- [The task]:
Retype all of the data exactly as given.

** START Data **

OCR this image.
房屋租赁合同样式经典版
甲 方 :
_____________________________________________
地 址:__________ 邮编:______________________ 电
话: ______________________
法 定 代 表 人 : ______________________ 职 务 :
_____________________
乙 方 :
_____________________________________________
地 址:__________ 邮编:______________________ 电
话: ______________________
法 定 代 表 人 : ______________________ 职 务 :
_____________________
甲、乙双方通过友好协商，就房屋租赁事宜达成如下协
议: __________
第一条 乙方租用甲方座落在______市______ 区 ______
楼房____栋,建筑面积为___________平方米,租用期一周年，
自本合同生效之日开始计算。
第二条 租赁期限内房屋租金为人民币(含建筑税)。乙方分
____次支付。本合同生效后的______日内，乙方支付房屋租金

** END Data **

- [The answer]:
OCR this image.
房屋租赁合同样式经典版
甲 方 :
_____________________________________________
地 址:__________ 邮编:______________________ 电
话: ______________________
法 定 代 表 人 : ______________________ 职 务 :
_____________________
乙 方 :
_____________________________________________
地 址:__________ 邮编:______________________ 电
话: ______________________
法 定 代 表 人 : ______________________ 职 务 :
_____________________
甲、乙双方通过友好协商，就房屋租赁事宜达成如下协
议: __________
第一条 乙方租用甲方座落在______市______ 区 ______
楼房____栋,建筑面积为___________平方米,租用期一周年，
自本合同生效之日开始计算。
第二条 租赁期限内房屋租金为人民币(含建筑税)。乙方分
____次支付。本合同生效后的______日内，乙方支付房屋租金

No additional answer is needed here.